REQUIRED ACTION: Your answer must be the records, copied with no change.

-------- RECORDS SHOWN --------

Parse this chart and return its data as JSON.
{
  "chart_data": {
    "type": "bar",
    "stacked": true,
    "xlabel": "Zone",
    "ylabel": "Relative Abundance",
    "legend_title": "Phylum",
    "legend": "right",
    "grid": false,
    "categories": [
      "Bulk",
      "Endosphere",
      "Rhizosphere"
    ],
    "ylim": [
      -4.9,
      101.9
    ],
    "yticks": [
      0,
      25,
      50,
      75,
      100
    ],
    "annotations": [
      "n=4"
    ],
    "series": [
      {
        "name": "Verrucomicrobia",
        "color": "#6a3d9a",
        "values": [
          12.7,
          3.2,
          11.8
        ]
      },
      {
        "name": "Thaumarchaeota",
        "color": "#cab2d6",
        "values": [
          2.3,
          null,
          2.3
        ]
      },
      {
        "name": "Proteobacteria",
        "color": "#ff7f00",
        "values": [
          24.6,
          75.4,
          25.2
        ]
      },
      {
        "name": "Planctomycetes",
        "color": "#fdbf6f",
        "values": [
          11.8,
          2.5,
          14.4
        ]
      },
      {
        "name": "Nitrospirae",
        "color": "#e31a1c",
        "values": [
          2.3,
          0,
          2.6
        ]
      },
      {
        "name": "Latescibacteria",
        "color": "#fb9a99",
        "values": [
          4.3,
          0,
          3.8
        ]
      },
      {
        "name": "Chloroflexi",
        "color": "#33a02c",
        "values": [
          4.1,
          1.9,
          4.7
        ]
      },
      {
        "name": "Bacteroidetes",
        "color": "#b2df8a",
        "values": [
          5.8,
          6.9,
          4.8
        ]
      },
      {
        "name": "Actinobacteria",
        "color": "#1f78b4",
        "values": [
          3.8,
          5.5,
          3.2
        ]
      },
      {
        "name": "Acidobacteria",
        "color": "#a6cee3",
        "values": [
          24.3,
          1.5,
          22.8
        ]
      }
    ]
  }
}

--------

RESULT FOR THIS EXERCISE:
Parse this chart and return its data as JSON.
{
  "chart_data": {
    "type": "bar",
    "stacked": true,
    "xlabel": "Zone",
    "ylabel": "Relative Abundance",
    "legend_title": "Phylum",
    "legend": "right",
    "grid": false,
    "categories": [
      "Bulk",
      "Endosphere",
      "Rhizosphere"
    ],
    "ylim": [
      -4.9,
      101.9
    ],
    "yticks": [
      0,
      25,
      50,
      75,
      100
    ],
    "annotations": [
      "n=4"
    ],
    "series": [
      {
        "name": "Verrucomicrobia",
        "color": "#6a3d9a",
        "values": [
          12.7,
          3.2,
          11.8
        ]
      },
      {
        "name": "Thaumarchaeota",
        "color": "#cab2d6",
        "values": [
          2.3,
          null,
          2.3
        ]
      },
      {
        "name": "Proteobacteria",
        "color": "#ff7f00",
        "values": [
          24.6,
          75.4,
          25.2
        ]
      },
      {
        "name": "Planctomycetes",
        "color": "#fdbf6f",
        "values": [
          11.8,
          2.5,
          14.4
        ]
      },
      {
        "name": "Nitrospirae",
        "color": "#e31a1c",
        "values": [
          2.3,
          0,
          2.6
        ]
      },
      {
        "name": "Latescibacteria",
        "color": "#fb9a99",
        "values": [
          4.3,
          0,
          3.8
        ]
      },
      {
        "name": "Chloroflexi",
        "color": "#33a02c",
        "values": [
          4.1,
          1.9,
          4.7
        ]
      },
      {
        "name": "Bacteroidetes",
        "color": "#b2df8a",
        "values": [
          5.8,
          6.9,
          4.8
        ]
      },
      {
        "name": "Actinobacteria",
        "color": "#1f78b4",
        "values": [
          3.8,
          5.5,
          3.2
        ]
      },
      {
        "name": "Acidobacteria",
        "color": "#a6cee3",
        "values": [
          24.3,
          1.5,
          22.8
        ]
      }
    ]
  }
}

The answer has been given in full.